**WHAT IS NEEDED**
Copy out every line of the records where the string "presentation" occurs.

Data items
○ ○ ○ ○

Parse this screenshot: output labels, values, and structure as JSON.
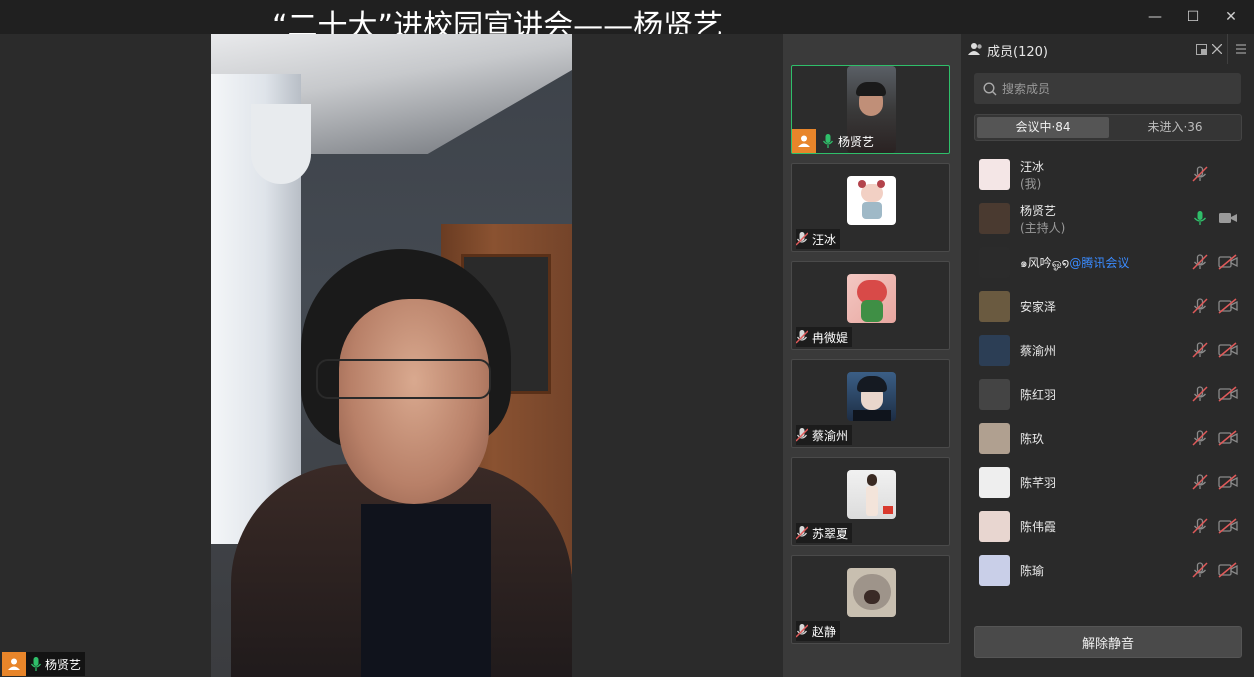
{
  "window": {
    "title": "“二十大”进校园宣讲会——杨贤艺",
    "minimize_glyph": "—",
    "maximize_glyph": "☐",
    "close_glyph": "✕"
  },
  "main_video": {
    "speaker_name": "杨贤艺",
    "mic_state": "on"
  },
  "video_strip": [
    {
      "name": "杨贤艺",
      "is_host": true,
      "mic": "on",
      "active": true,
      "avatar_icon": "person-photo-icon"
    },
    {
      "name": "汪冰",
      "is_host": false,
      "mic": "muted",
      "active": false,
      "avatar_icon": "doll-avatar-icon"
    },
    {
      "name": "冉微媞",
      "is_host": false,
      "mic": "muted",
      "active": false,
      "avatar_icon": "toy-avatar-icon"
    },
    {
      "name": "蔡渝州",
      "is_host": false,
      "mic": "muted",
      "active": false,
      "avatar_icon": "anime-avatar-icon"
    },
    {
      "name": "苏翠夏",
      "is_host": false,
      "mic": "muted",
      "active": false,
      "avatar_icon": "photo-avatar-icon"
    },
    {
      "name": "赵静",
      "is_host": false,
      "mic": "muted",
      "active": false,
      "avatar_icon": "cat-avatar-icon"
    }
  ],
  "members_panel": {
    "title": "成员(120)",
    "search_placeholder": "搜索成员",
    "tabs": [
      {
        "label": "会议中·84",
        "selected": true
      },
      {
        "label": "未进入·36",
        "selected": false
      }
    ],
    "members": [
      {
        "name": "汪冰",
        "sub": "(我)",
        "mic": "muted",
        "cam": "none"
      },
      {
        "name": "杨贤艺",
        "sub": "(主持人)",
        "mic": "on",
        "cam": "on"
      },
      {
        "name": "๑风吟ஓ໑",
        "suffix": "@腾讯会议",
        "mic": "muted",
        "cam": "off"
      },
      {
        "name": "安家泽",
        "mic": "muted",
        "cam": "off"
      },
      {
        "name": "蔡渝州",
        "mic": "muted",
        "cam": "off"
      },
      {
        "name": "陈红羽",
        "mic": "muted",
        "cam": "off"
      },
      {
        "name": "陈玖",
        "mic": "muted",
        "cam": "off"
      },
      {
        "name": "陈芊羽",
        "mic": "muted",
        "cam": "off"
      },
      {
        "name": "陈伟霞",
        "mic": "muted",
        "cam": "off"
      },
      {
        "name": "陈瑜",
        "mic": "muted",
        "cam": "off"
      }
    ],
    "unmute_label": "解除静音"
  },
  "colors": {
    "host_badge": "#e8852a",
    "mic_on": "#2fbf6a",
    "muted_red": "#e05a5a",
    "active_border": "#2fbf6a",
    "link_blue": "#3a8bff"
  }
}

○ ○ ○ ○

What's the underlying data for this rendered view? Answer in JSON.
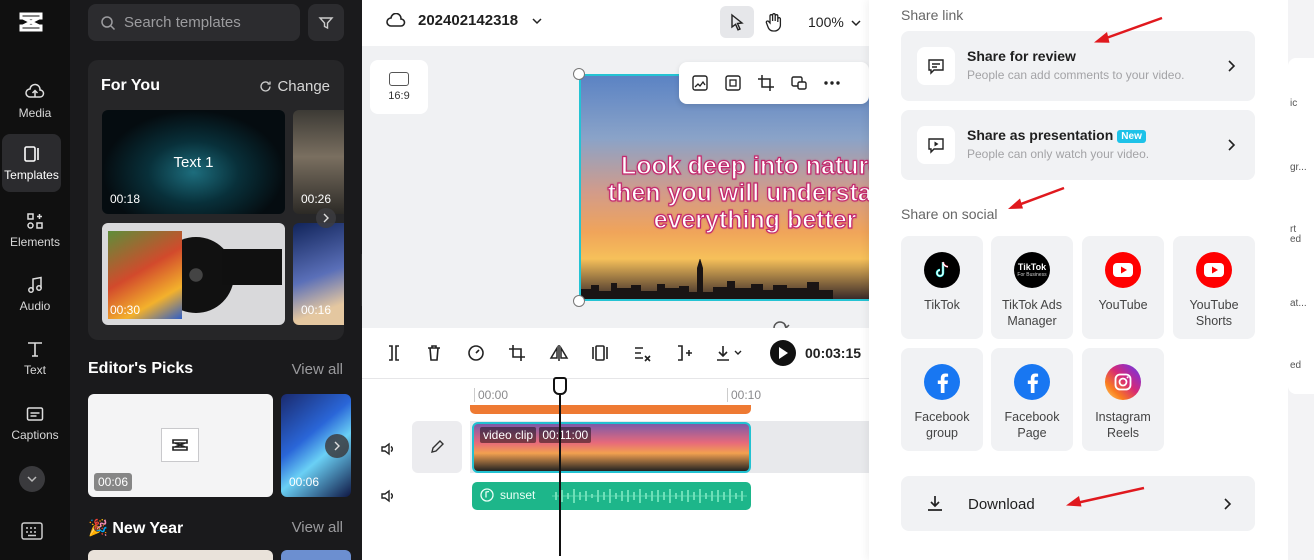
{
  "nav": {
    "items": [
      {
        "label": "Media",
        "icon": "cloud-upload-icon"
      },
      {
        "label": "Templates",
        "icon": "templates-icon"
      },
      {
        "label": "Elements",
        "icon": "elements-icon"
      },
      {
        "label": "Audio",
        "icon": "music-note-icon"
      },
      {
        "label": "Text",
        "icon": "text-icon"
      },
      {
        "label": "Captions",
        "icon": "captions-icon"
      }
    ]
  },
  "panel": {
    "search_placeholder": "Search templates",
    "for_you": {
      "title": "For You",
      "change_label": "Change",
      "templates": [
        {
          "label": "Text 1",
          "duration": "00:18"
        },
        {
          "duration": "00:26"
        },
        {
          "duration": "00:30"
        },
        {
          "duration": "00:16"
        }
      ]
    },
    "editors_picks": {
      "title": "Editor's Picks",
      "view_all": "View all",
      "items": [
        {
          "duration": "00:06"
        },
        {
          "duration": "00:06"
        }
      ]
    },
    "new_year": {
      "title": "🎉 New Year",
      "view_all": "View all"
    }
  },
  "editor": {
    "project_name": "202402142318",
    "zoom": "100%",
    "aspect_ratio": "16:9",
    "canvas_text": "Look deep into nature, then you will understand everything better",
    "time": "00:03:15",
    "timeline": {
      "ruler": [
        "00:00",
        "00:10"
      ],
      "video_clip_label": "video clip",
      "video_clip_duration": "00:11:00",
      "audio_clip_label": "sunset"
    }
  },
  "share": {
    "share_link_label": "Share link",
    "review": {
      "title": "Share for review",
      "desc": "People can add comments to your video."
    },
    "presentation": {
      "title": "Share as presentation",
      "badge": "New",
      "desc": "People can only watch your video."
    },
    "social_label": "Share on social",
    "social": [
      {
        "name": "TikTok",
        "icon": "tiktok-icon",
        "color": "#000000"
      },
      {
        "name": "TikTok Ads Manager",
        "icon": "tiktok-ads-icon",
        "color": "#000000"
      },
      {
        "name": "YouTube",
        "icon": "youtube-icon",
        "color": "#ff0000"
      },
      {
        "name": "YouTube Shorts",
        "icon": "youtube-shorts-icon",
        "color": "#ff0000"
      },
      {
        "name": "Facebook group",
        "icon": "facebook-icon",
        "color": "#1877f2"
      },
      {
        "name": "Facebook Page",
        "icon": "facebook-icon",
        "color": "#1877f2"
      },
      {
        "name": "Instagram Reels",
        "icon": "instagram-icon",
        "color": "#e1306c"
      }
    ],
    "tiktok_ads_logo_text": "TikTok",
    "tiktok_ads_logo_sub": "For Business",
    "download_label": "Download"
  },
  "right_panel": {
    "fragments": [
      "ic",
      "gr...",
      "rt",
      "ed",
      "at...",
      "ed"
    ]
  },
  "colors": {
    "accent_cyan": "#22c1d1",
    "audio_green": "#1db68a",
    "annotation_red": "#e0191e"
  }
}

○ ○ ○ ○

**RESULT**
    "presentation": {
      "title": "Share as presentation",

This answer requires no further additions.